→ **GOAL**:
Copy each line of the data below with the word "this".
--- start of PROVIDED INFORMATION ---
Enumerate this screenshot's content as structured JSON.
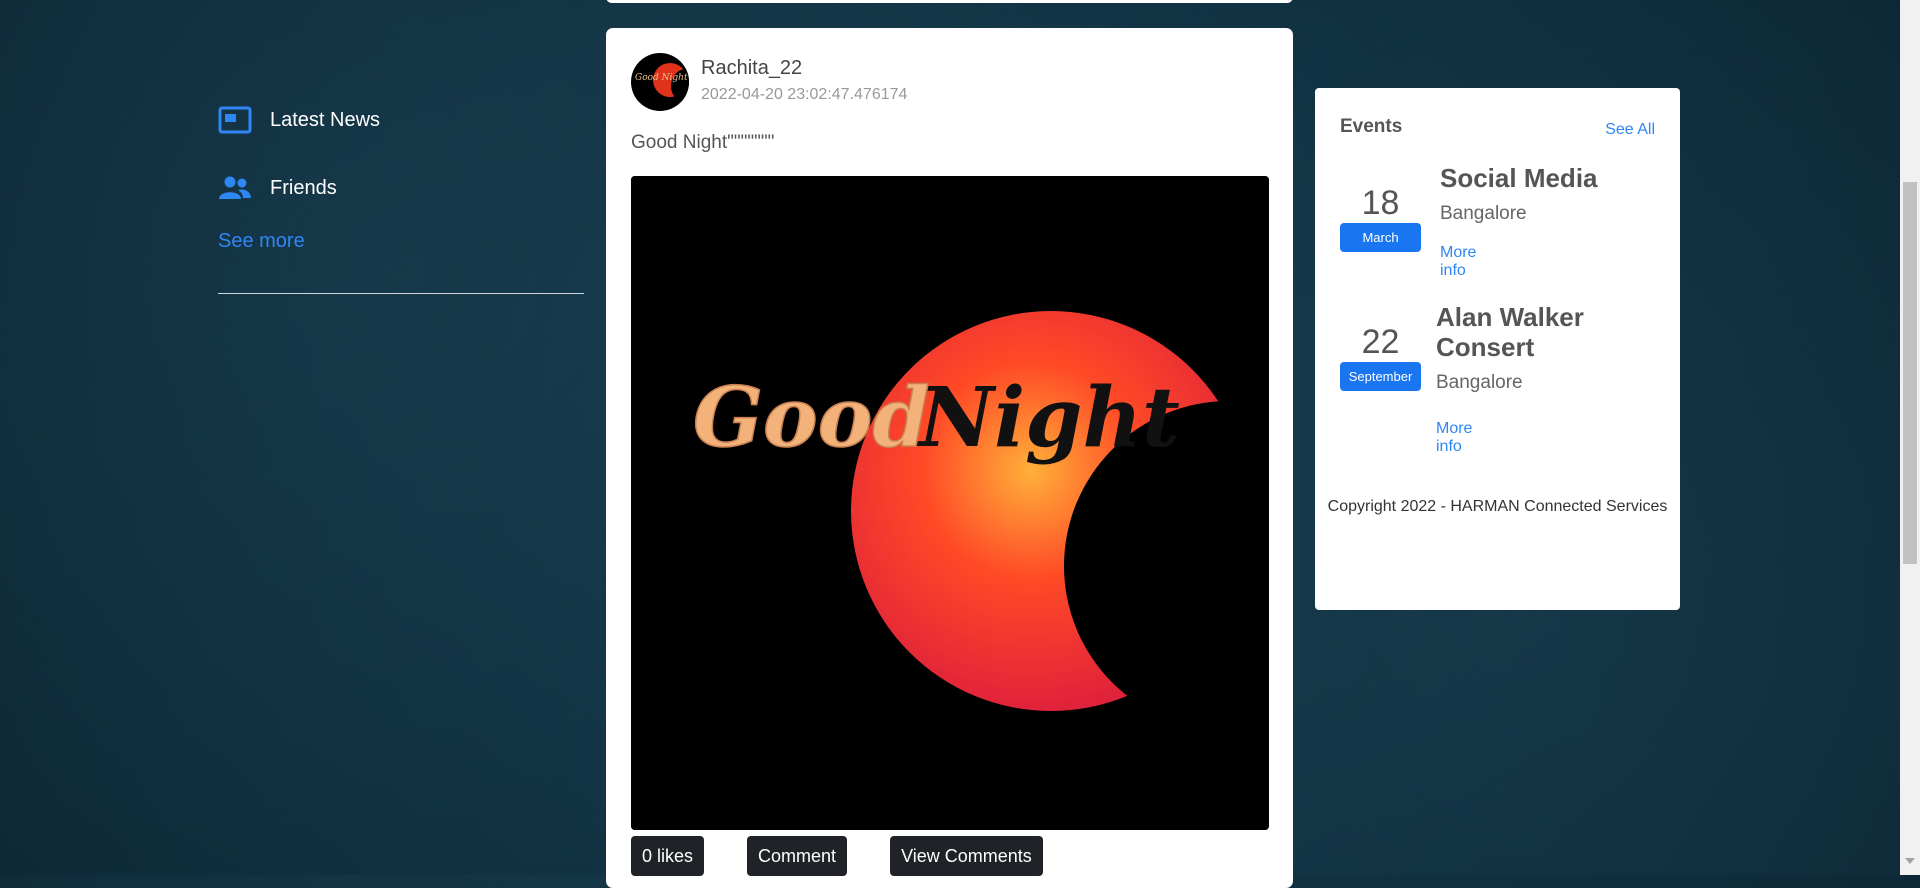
{
  "nav": {
    "items": [
      {
        "label": "Latest News",
        "icon": "news-icon"
      },
      {
        "label": "Friends",
        "icon": "friends-icon"
      }
    ],
    "see_more": "See more"
  },
  "post": {
    "username": "Rachita_22",
    "timestamp": "2022-04-20 23:02:47.476174",
    "text": "Good Night\"\"\"\"\"\"\"",
    "image_text": "Good Night",
    "actions": {
      "likes": "0 likes",
      "comment": "Comment",
      "view_comments": "View Comments"
    }
  },
  "events": {
    "title": "Events",
    "see_all": "See All",
    "items": [
      {
        "day": "18",
        "month": "March",
        "title": "Social Media",
        "place": "Bangalore",
        "more": "More info"
      },
      {
        "day": "22",
        "month": "September",
        "title": "Alan Walker Consert",
        "place": "Bangalore",
        "more": "More info"
      }
    ],
    "copyright": "Copyright 2022 - HARMAN Connected Services"
  },
  "colors": {
    "accent": "#1a75f0",
    "link": "#2f86f5",
    "background": "#0d2c3d",
    "button": "#1f2226"
  }
}
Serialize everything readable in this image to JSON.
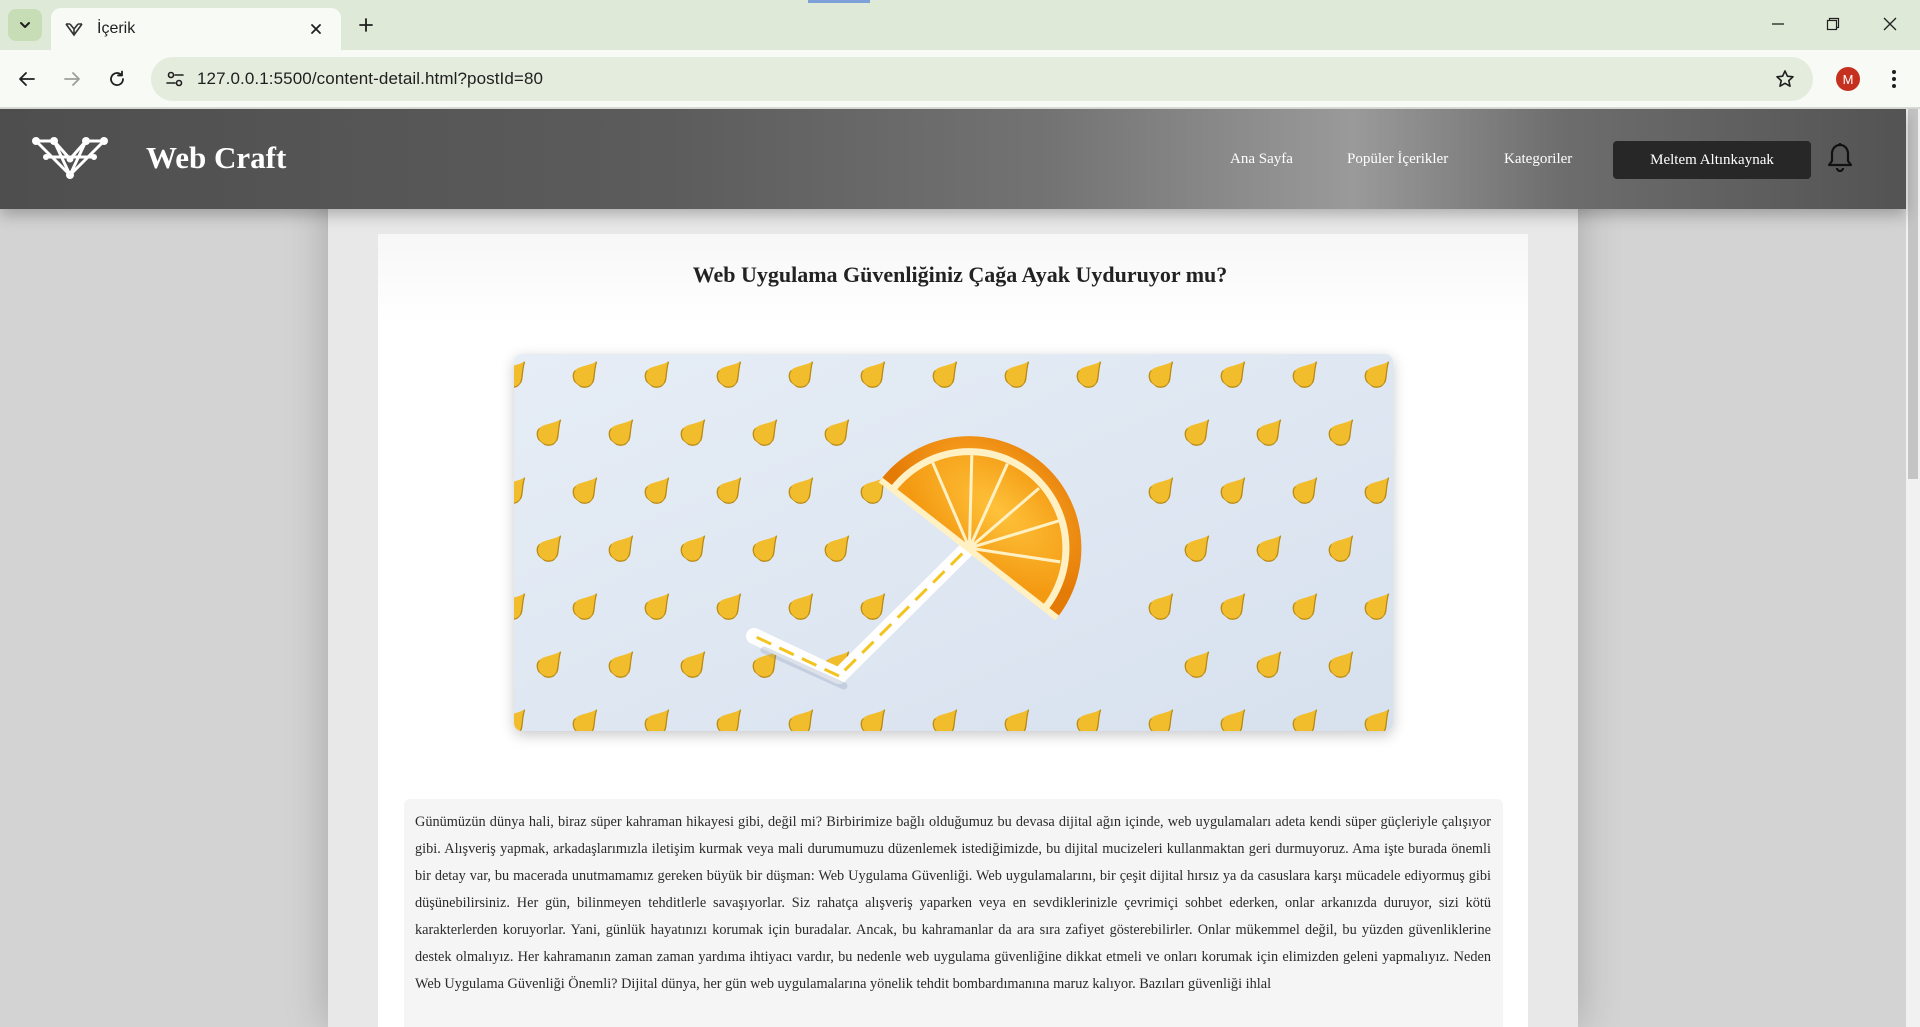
{
  "browser": {
    "tab_title": "İçerik",
    "url": "127.0.0.1:5500/content-detail.html?postId=80",
    "profile_initial": "M"
  },
  "site": {
    "brand": "Web Craft",
    "nav": [
      "Ana Sayfa",
      "Popüler İçerikler",
      "Kategoriler"
    ],
    "user_name": "Meltem Altınkaynak"
  },
  "post": {
    "title": "Web Uygulama Güvenliğiniz Çağa Ayak Uyduruyor mu?",
    "image_icon": "orange-slice-umbrella-image",
    "body": "Günümüzün dünya hali, biraz süper kahraman hikayesi gibi, değil mi? Birbirimize bağlı olduğumuz bu devasa dijital ağın içinde, web uygulamaları adeta kendi süper güçleriyle çalışıyor gibi. Alışveriş yapmak, arkadaşlarımızla iletişim kurmak veya mali durumumuzu düzenlemek istediğimizde, bu dijital mucizeleri kullanmaktan geri durmuyoruz. Ama işte burada önemli bir detay var, bu macerada unutmamamız gereken büyük bir düşman: Web Uygulama Güvenliği. Web uygulamalarını, bir çeşit dijital hırsız ya da casuslara karşı mücadele ediyormuş gibi düşünebilirsiniz. Her gün, bilinmeyen tehditlerle savaşıyorlar. Siz rahatça alışveriş yaparken veya en sevdiklerinizle çevrimiçi sohbet ederken, onlar arkanızda duruyor, sizi kötü karakterlerden koruyorlar. Yani, günlük hayatınızı korumak için buradalar. Ancak, bu kahramanlar da ara sıra zafiyet gösterebilirler. Onlar mükemmel değil, bu yüzden güvenliklerine destek olmalıyız. Her kahramanın zaman zaman yardıma ihtiyacı vardır, bu nedenle web uygulama güvenliğine dikkat etmeli ve onları korumak için elimizden geleni yapmalıyız. Neden Web Uygulama Güvenliği Önemli? Dijital dünya, her gün web uygulamalarına yönelik tehdit bombardımanına maruz kalıyor. Bazıları güvenliği ihlal"
  }
}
--- end of PROVIDED INFORMATION ---
→ **EXERCISE RESPONSE**:
Enumerate this screenshot's content as structured JSON.
Serialize everything readable in this image to JSON.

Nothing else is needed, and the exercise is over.